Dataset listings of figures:
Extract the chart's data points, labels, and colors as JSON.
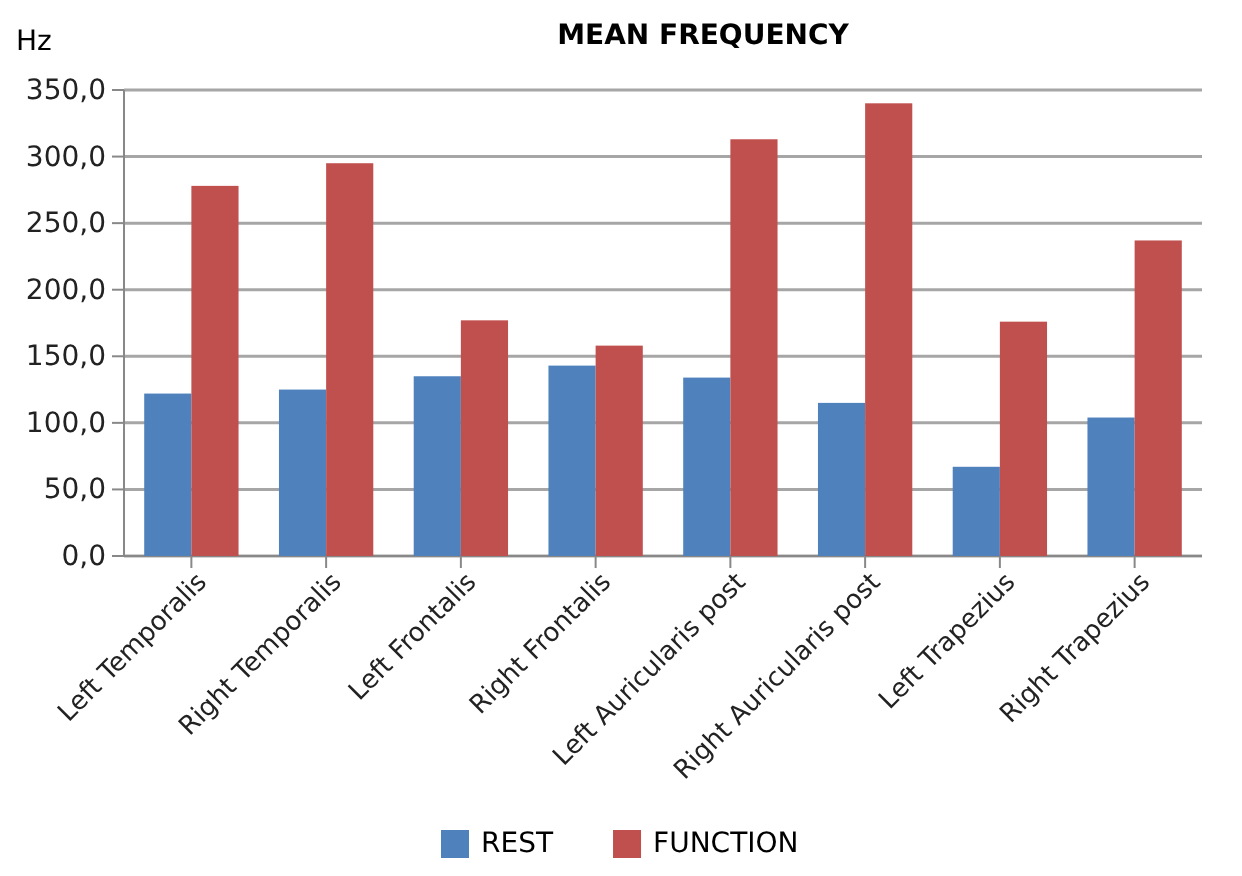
{
  "chart_data": {
    "type": "bar",
    "title": "MEAN FREQUENCY",
    "ylabel": "Hz",
    "categories": [
      "Left Temporalis",
      "Right Temporalis",
      "Left Frontalis",
      "Right Frontalis",
      "Left Auricularis post",
      "Right Auricularis post",
      "Left Trapezius",
      "Right Trapezius"
    ],
    "series": [
      {
        "name": "REST",
        "color": "#4f81bd",
        "values": [
          122,
          125,
          135,
          143,
          134,
          115,
          67,
          104
        ]
      },
      {
        "name": "FUNCTION",
        "color": "#c0504d",
        "values": [
          278,
          295,
          177,
          158,
          313,
          340,
          176,
          237
        ]
      }
    ],
    "ylim": [
      0,
      350
    ],
    "yticks": [
      {
        "value": 0,
        "label": "0,0"
      },
      {
        "value": 50,
        "label": "50,0"
      },
      {
        "value": 100,
        "label": "100,0"
      },
      {
        "value": 150,
        "label": "150,0"
      },
      {
        "value": 200,
        "label": "200,0"
      },
      {
        "value": 250,
        "label": "250,0"
      },
      {
        "value": 300,
        "label": "300,0"
      },
      {
        "value": 350,
        "label": "350,0"
      }
    ],
    "grid": "y",
    "legend": "bottom"
  }
}
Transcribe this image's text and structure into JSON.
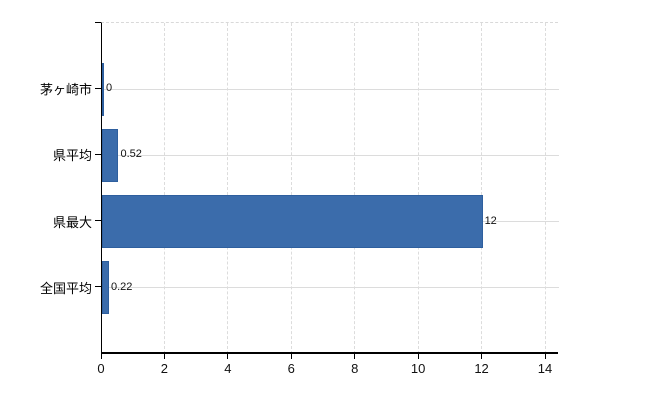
{
  "chart_data": {
    "type": "bar",
    "orientation": "horizontal",
    "categories": [
      "茅ヶ崎市",
      "県平均",
      "県最大",
      "全国平均"
    ],
    "values": [
      0,
      0.52,
      12,
      0.22
    ],
    "value_labels": [
      "0",
      "0.52",
      "12",
      "0.22"
    ],
    "x_ticks": [
      0,
      2,
      4,
      6,
      8,
      10,
      12,
      14
    ],
    "x_tick_labels": [
      "0",
      "2",
      "4",
      "6",
      "8",
      "10",
      "12",
      "14"
    ],
    "xlim": [
      0,
      14
    ],
    "title": "",
    "xlabel": "",
    "ylabel": "",
    "grid": true,
    "legend": null,
    "colors": {
      "bar_fill": "#3b6cab",
      "bar_border": "#2e5f9e",
      "gridline": "#dcdcdc",
      "axis": "#000000",
      "background": "#ffffff",
      "tick_text": "#111111"
    }
  }
}
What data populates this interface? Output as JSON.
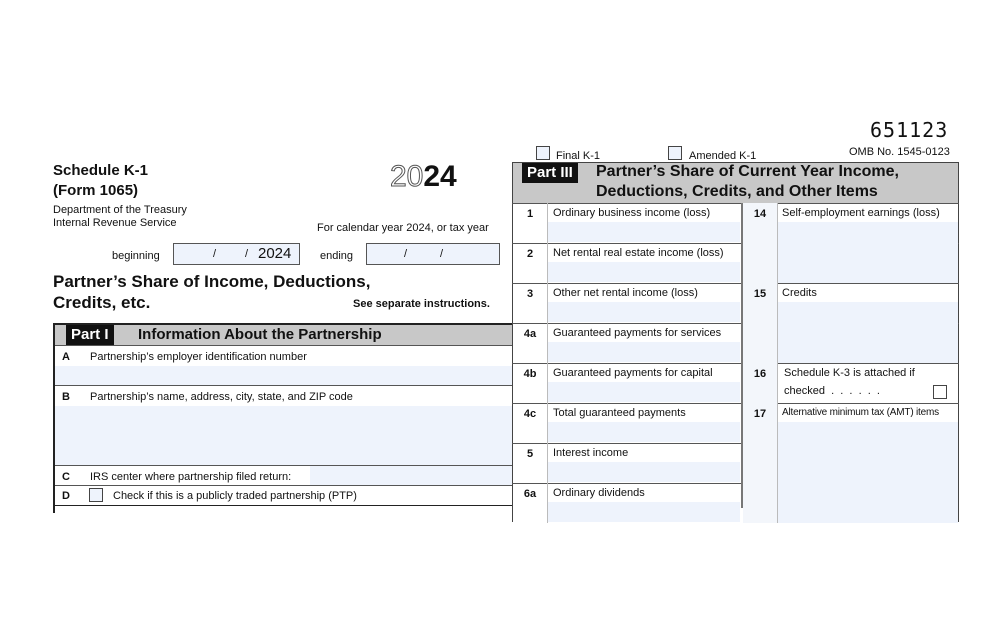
{
  "header": {
    "form_title": "Schedule K-1",
    "form_number": "(Form 1065)",
    "dept": "Department of the Treasury",
    "irs": "Internal Revenue Service",
    "year_outline": "20",
    "year_bold": "24",
    "calendar_text": "For calendar year 2024, or tax year",
    "beginning_label": "beginning",
    "beginning_sep1": "/",
    "beginning_sep2": "/",
    "beginning_year": "2024",
    "ending_label": "ending",
    "ending_sep1": "/",
    "ending_sep2": "/",
    "main_title_1": "Partner’s Share of Income, Deductions,",
    "main_title_2": "Credits, etc.",
    "instructions": "See separate instructions.",
    "form_code": "651123",
    "omb": "OMB No. 1545-0123",
    "final_k1": "Final K-1",
    "amended_k1": "Amended K-1"
  },
  "part1": {
    "tag": "Part I",
    "title": "Information About the Partnership",
    "rows": [
      {
        "letter": "A",
        "label": "Partnership’s employer identification number"
      },
      {
        "letter": "B",
        "label": "Partnership’s name, address, city, state, and ZIP code"
      },
      {
        "letter": "C",
        "label": "IRS center where partnership filed return:"
      },
      {
        "letter": "D",
        "label": "Check if this is a publicly traded partnership (PTP)"
      }
    ]
  },
  "part3": {
    "tag": "Part III",
    "title_1": "Partner’s Share of Current Year Income,",
    "title_2": "Deductions, Credits, and Other Items",
    "left": [
      {
        "num": "1",
        "label": "Ordinary business income (loss)"
      },
      {
        "num": "2",
        "label": "Net rental real estate income (loss)"
      },
      {
        "num": "3",
        "label": "Other net rental income (loss)"
      },
      {
        "num": "4a",
        "label": "Guaranteed payments for services"
      },
      {
        "num": "4b",
        "label": "Guaranteed payments for capital"
      },
      {
        "num": "4c",
        "label": "Total guaranteed payments"
      },
      {
        "num": "5",
        "label": "Interest income"
      },
      {
        "num": "6a",
        "label": "Ordinary dividends"
      }
    ],
    "right": [
      {
        "num": "14",
        "label": "Self-employment earnings (loss)"
      },
      {
        "num": "",
        "label": ""
      },
      {
        "num": "15",
        "label": "Credits"
      },
      {
        "num": "",
        "label": ""
      },
      {
        "num": "16",
        "label": "Schedule K-3 is attached if",
        "label2": "checked  .  .  .  .  .  ."
      },
      {
        "num": "17",
        "label": "Alternative minimum tax (AMT) items"
      },
      {
        "num": "",
        "label": ""
      },
      {
        "num": "",
        "label": ""
      }
    ]
  }
}
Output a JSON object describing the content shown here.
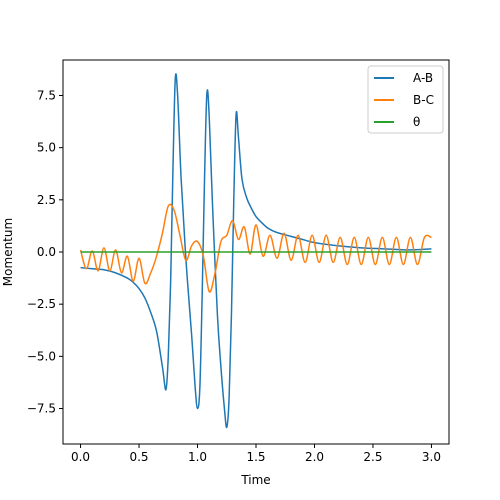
{
  "chart_data": {
    "type": "line",
    "title": "",
    "xlabel": "Time",
    "ylabel": "Momentum",
    "xlim": [
      -0.15,
      3.15
    ],
    "ylim": [
      -9.2,
      9.2
    ],
    "xticks": [
      0.0,
      0.5,
      1.0,
      1.5,
      2.0,
      2.5,
      3.0
    ],
    "xtick_labels": [
      "0.0",
      "0.5",
      "1.0",
      "1.5",
      "2.0",
      "2.5",
      "3.0"
    ],
    "yticks": [
      -7.5,
      -5.0,
      -2.5,
      0.0,
      2.5,
      5.0,
      7.5
    ],
    "ytick_labels": [
      "−7.5",
      "−5.0",
      "−2.5",
      "0.0",
      "2.5",
      "5.0",
      "7.5"
    ],
    "grid": false,
    "legend_position": "top-right",
    "series": [
      {
        "name": "A-B",
        "color": "#1f77b4",
        "x": [
          0.0,
          0.1,
          0.2,
          0.3,
          0.4,
          0.45,
          0.5,
          0.55,
          0.6,
          0.65,
          0.7,
          0.73,
          0.75,
          0.77,
          0.79,
          0.81,
          0.83,
          0.86,
          0.9,
          0.95,
          0.98,
          1.0,
          1.02,
          1.04,
          1.06,
          1.08,
          1.1,
          1.13,
          1.17,
          1.2,
          1.23,
          1.25,
          1.27,
          1.29,
          1.31,
          1.33,
          1.35,
          1.38,
          1.42,
          1.46,
          1.5,
          1.55,
          1.6,
          1.65,
          1.7,
          1.8,
          1.9,
          2.0,
          2.2,
          2.4,
          2.6,
          2.8,
          3.0
        ],
        "y": [
          -0.75,
          -0.8,
          -0.85,
          -1.0,
          -1.25,
          -1.45,
          -1.75,
          -2.2,
          -2.9,
          -3.8,
          -5.5,
          -6.6,
          -5.0,
          -1.5,
          4.0,
          8.3,
          7.5,
          3.5,
          -0.3,
          -4.0,
          -6.5,
          -7.5,
          -6.5,
          -2.0,
          3.5,
          7.6,
          6.5,
          2.0,
          -3.0,
          -5.5,
          -7.5,
          -8.4,
          -7.0,
          -3.0,
          2.5,
          6.6,
          5.5,
          3.5,
          2.6,
          2.1,
          1.7,
          1.4,
          1.15,
          1.0,
          0.9,
          0.75,
          0.6,
          0.45,
          0.3,
          0.2,
          0.15,
          0.1,
          0.15
        ]
      },
      {
        "name": "B-C",
        "color": "#ff7f0e",
        "x": [
          0.0,
          0.05,
          0.1,
          0.15,
          0.2,
          0.25,
          0.3,
          0.35,
          0.4,
          0.45,
          0.5,
          0.55,
          0.6,
          0.65,
          0.7,
          0.75,
          0.8,
          0.85,
          0.9,
          0.95,
          1.0,
          1.05,
          1.1,
          1.15,
          1.2,
          1.25,
          1.3,
          1.35,
          1.4,
          1.45,
          1.5,
          1.56,
          1.62,
          1.68,
          1.74,
          1.8,
          1.86,
          1.92,
          1.98,
          2.04,
          2.1,
          2.16,
          2.22,
          2.28,
          2.34,
          2.4,
          2.46,
          2.52,
          2.58,
          2.64,
          2.7,
          2.76,
          2.82,
          2.88,
          2.94,
          3.0
        ],
        "y": [
          0.1,
          -0.8,
          0.05,
          -0.9,
          0.2,
          -0.9,
          0.1,
          -1.0,
          -0.2,
          -1.4,
          -0.3,
          -1.5,
          -1.0,
          -0.2,
          0.9,
          2.2,
          2.0,
          0.8,
          -0.4,
          0.3,
          0.5,
          -0.2,
          -1.9,
          -1.0,
          0.5,
          0.8,
          1.5,
          0.6,
          1.2,
          -0.1,
          1.3,
          -0.2,
          0.8,
          -0.3,
          0.9,
          -0.4,
          0.8,
          -0.5,
          0.8,
          -0.5,
          0.8,
          -0.5,
          0.7,
          -0.6,
          0.7,
          -0.6,
          0.7,
          -0.6,
          0.7,
          -0.6,
          0.7,
          -0.6,
          0.7,
          -0.6,
          0.7,
          0.7
        ]
      },
      {
        "name": "θ",
        "color": "#2ca02c",
        "x": [
          0.0,
          3.0
        ],
        "y": [
          0.0,
          0.0
        ]
      }
    ]
  }
}
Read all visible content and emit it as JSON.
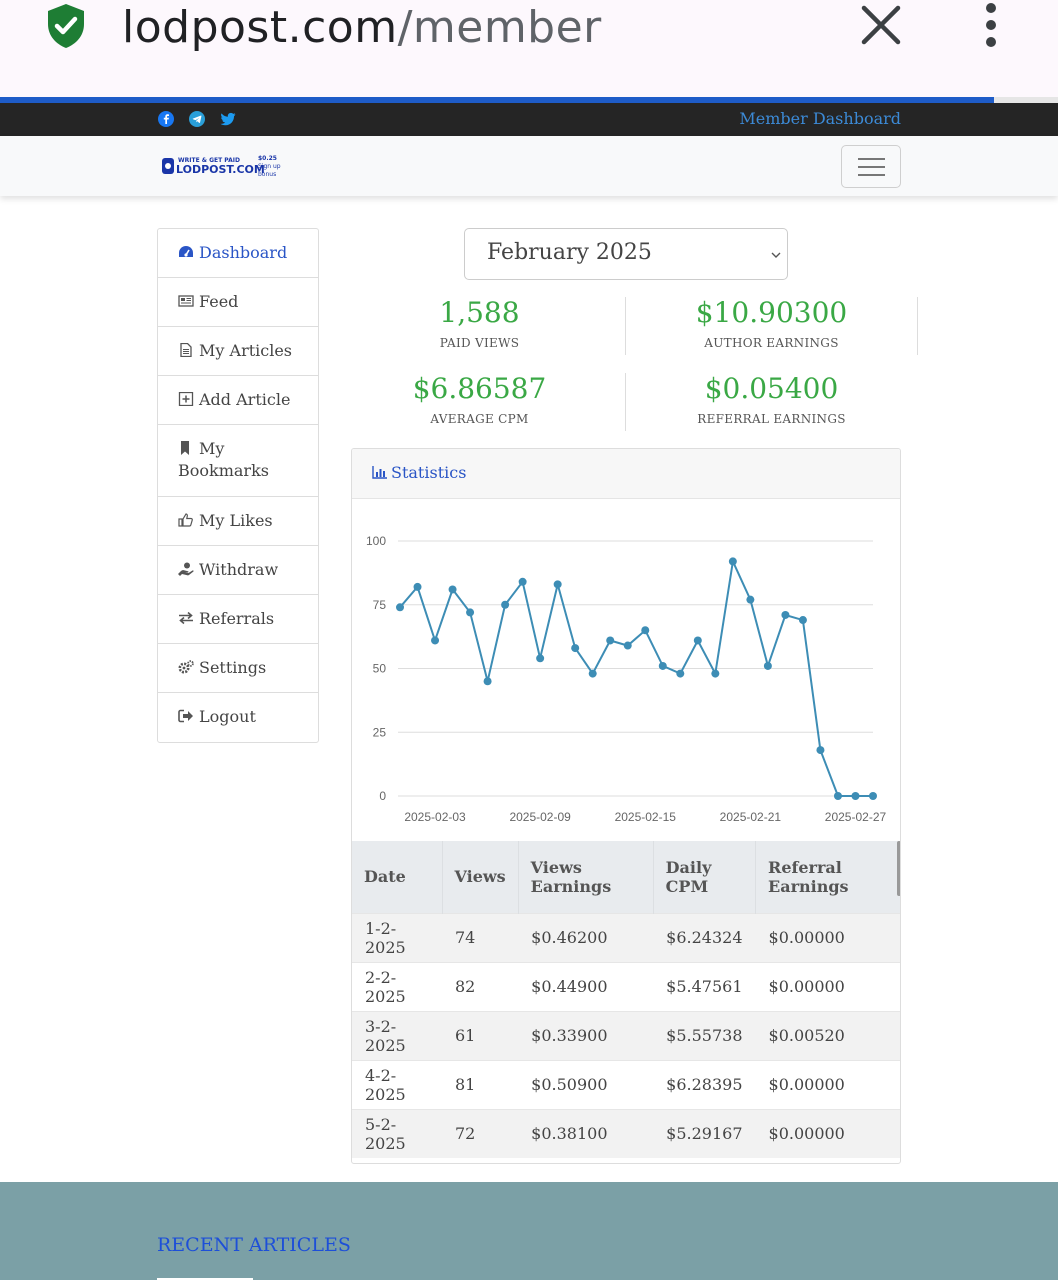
{
  "browser": {
    "url_host": "lodpost.com",
    "url_path": "/member"
  },
  "topbar": {
    "member_link": "Member Dashboard"
  },
  "sidebar": {
    "items": [
      {
        "label": "Dashboard"
      },
      {
        "label": "Feed"
      },
      {
        "label": "My Articles"
      },
      {
        "label": "Add Article"
      },
      {
        "label": "My Bookmarks"
      },
      {
        "label": "My Likes"
      },
      {
        "label": "Withdraw"
      },
      {
        "label": "Referrals"
      },
      {
        "label": "Settings"
      },
      {
        "label": "Logout"
      }
    ]
  },
  "month_select": {
    "value": "February 2025"
  },
  "stats": {
    "paid_views": {
      "value": "1,588",
      "label": "PAID VIEWS"
    },
    "author_earnings": {
      "value": "$10.90300",
      "label": "AUTHOR EARNINGS"
    },
    "average_cpm": {
      "value": "$6.86587",
      "label": "AVERAGE CPM"
    },
    "referral_earnings": {
      "value": "$0.05400",
      "label": "REFERRAL EARNINGS"
    }
  },
  "statistics_card": {
    "title": "Statistics"
  },
  "chart_data": {
    "type": "line",
    "x": [
      "2025-02-01",
      "2025-02-02",
      "2025-02-03",
      "2025-02-04",
      "2025-02-05",
      "2025-02-06",
      "2025-02-07",
      "2025-02-08",
      "2025-02-09",
      "2025-02-10",
      "2025-02-11",
      "2025-02-12",
      "2025-02-13",
      "2025-02-14",
      "2025-02-15",
      "2025-02-16",
      "2025-02-17",
      "2025-02-18",
      "2025-02-19",
      "2025-02-20",
      "2025-02-21",
      "2025-02-22",
      "2025-02-23",
      "2025-02-24",
      "2025-02-25",
      "2025-02-26",
      "2025-02-27",
      "2025-02-28"
    ],
    "series": [
      {
        "values": [
          74,
          82,
          61,
          81,
          72,
          45,
          75,
          84,
          54,
          83,
          58,
          48,
          61,
          59,
          65,
          51,
          48,
          61,
          48,
          92,
          77,
          51,
          71,
          69,
          18,
          0,
          0,
          0
        ]
      }
    ],
    "x_tick_labels": [
      "2025-02-03",
      "2025-02-09",
      "2025-02-15",
      "2025-02-21",
      "2025-02-27"
    ],
    "y_ticks": [
      0,
      25,
      50,
      75,
      100
    ],
    "ylim": [
      0,
      100
    ],
    "grid": true,
    "color": "#3d8db5"
  },
  "table": {
    "headers": [
      "Date",
      "Views",
      "Views Earnings",
      "Daily CPM",
      "Referral Earnings"
    ],
    "rows": [
      [
        "1-2-2025",
        "74",
        "$0.46200",
        "$6.24324",
        "$0.00000"
      ],
      [
        "2-2-2025",
        "82",
        "$0.44900",
        "$5.47561",
        "$0.00000"
      ],
      [
        "3-2-2025",
        "61",
        "$0.33900",
        "$5.55738",
        "$0.00520"
      ],
      [
        "4-2-2025",
        "81",
        "$0.50900",
        "$6.28395",
        "$0.00000"
      ],
      [
        "5-2-2025",
        "72",
        "$0.38100",
        "$5.29167",
        "$0.00000"
      ]
    ]
  },
  "footer": {
    "title": "RECENT ARTICLES"
  }
}
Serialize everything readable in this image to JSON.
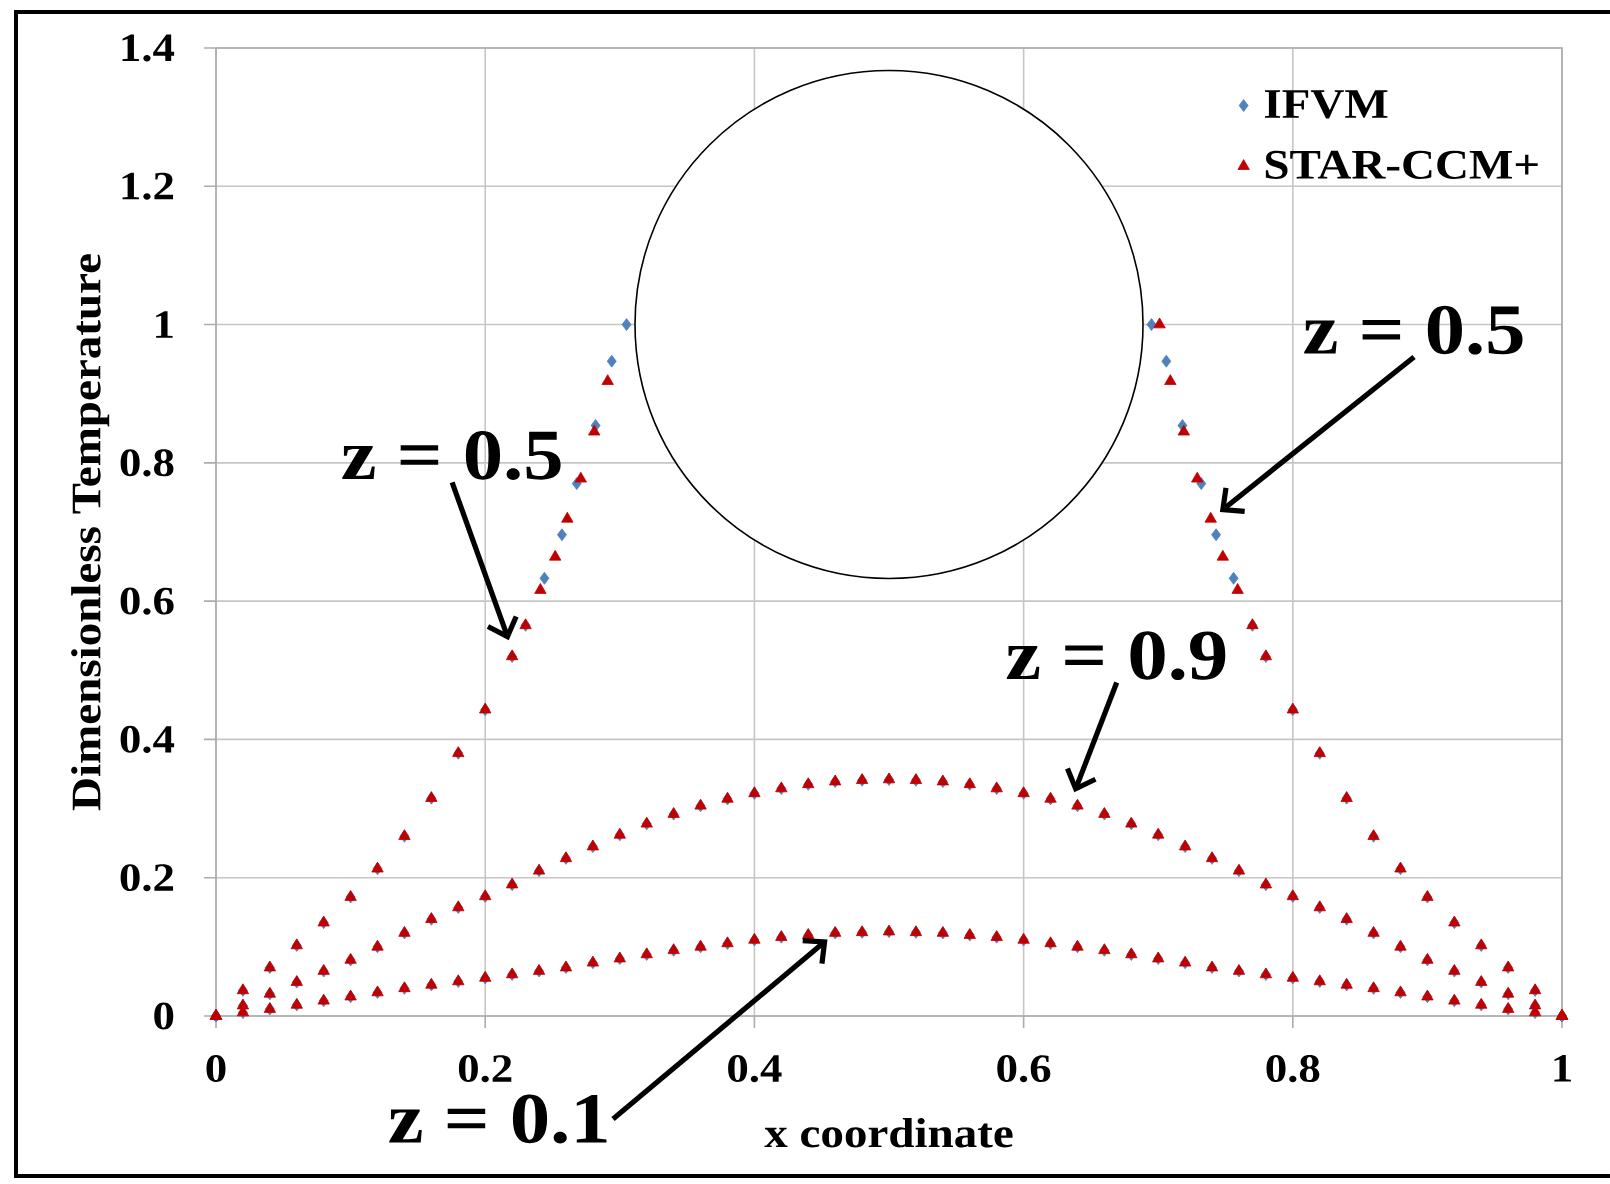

Given instruction:
Only lines that contain the word "JSON" are wanted; copy each of them.

Exercise result:
Extract the chart's data points, labels, and colors as JSON.
Transcribe this image's text and structure into JSON.
What data populates this interface? Output as JSON.
Output a JSON object describing the content shown here.
Read all visible content and emit it as JSON.
Serialize everything readable in this image to JSON.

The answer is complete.